Collected data
+ + +

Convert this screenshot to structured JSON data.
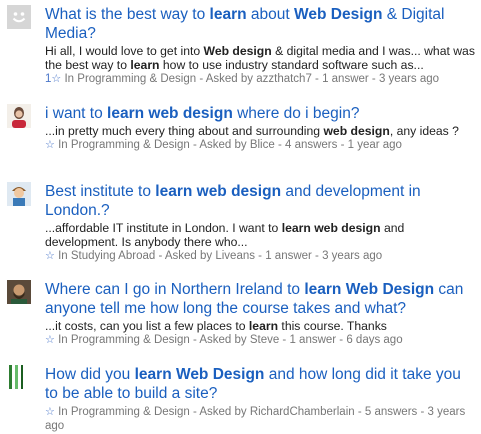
{
  "results": [
    {
      "title_parts": [
        {
          "t": "What is the best way to ",
          "b": false
        },
        {
          "t": "learn",
          "b": true
        },
        {
          "t": " about ",
          "b": false
        },
        {
          "t": "Web Design",
          "b": true
        },
        {
          "t": " & Digital Media?",
          "b": false
        }
      ],
      "snippet_parts": [
        {
          "t": "Hi all, I would love to get into ",
          "b": false
        },
        {
          "t": "Web design",
          "b": true
        },
        {
          "t": " & digital media and I was... what was the best way to ",
          "b": false
        },
        {
          "t": "learn",
          "b": true
        },
        {
          "t": " how to use industry standard software such as...",
          "b": false
        }
      ],
      "star_count": "1",
      "meta": "In Programming & Design - Asked by azzthatch7 - 1 answer - 3 years ago",
      "avatar": "default-avatar-icon"
    },
    {
      "title_parts": [
        {
          "t": "i want to ",
          "b": false
        },
        {
          "t": "learn web design",
          "b": true
        },
        {
          "t": " where do i begin?",
          "b": false
        }
      ],
      "snippet_parts": [
        {
          "t": "...in pretty much every thing about and surrounding ",
          "b": false
        },
        {
          "t": "web design",
          "b": true
        },
        {
          "t": ", any ideas ?",
          "b": false
        }
      ],
      "star_count": "",
      "meta": "In Programming & Design - Asked by Blice - 4 answers - 1 year ago",
      "avatar": "red-shirt-avatar"
    },
    {
      "title_parts": [
        {
          "t": "Best institute to ",
          "b": false
        },
        {
          "t": "learn web design",
          "b": true
        },
        {
          "t": " and development in London.?",
          "b": false
        }
      ],
      "snippet_parts": [
        {
          "t": "...affordable IT institute in London. I want to ",
          "b": false
        },
        {
          "t": "learn web design",
          "b": true
        },
        {
          "t": " and development. Is anybody there who...",
          "b": false
        }
      ],
      "star_count": "",
      "meta": "In Studying Abroad - Asked by Liveans - 1 answer - 3 years ago",
      "avatar": "cartoon-boy-avatar"
    },
    {
      "title_parts": [
        {
          "t": "Where can I go in Northern Ireland to ",
          "b": false
        },
        {
          "t": "learn Web Design",
          "b": true
        },
        {
          "t": " can anyone tell me how long the course takes and what?",
          "b": false
        }
      ],
      "snippet_parts": [
        {
          "t": "...it costs, can you list a few places to ",
          "b": false
        },
        {
          "t": "learn",
          "b": true
        },
        {
          "t": " this course. Thanks",
          "b": false
        }
      ],
      "star_count": "",
      "meta": "In Programming & Design - Asked by Steve - 1 answer - 6 days ago",
      "avatar": "bearded-man-avatar"
    },
    {
      "title_parts": [
        {
          "t": "How did you ",
          "b": false
        },
        {
          "t": "learn Web Design",
          "b": true
        },
        {
          "t": " and how long did it take you to be able to build a site?",
          "b": false
        }
      ],
      "snippet_parts": [],
      "star_count": "",
      "meta": "In Programming & Design - Asked by RichardChamberlain - 5 answers - 3 years ago",
      "avatar": "striped-avatar"
    }
  ]
}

+ + +

- TASK TO COMPLETE
Where a line in the entries holds "about", copy that line.

- EXERCISE SOLUTION
          "t": " about ",
          "t": "...in pretty much every thing about and surrounding ",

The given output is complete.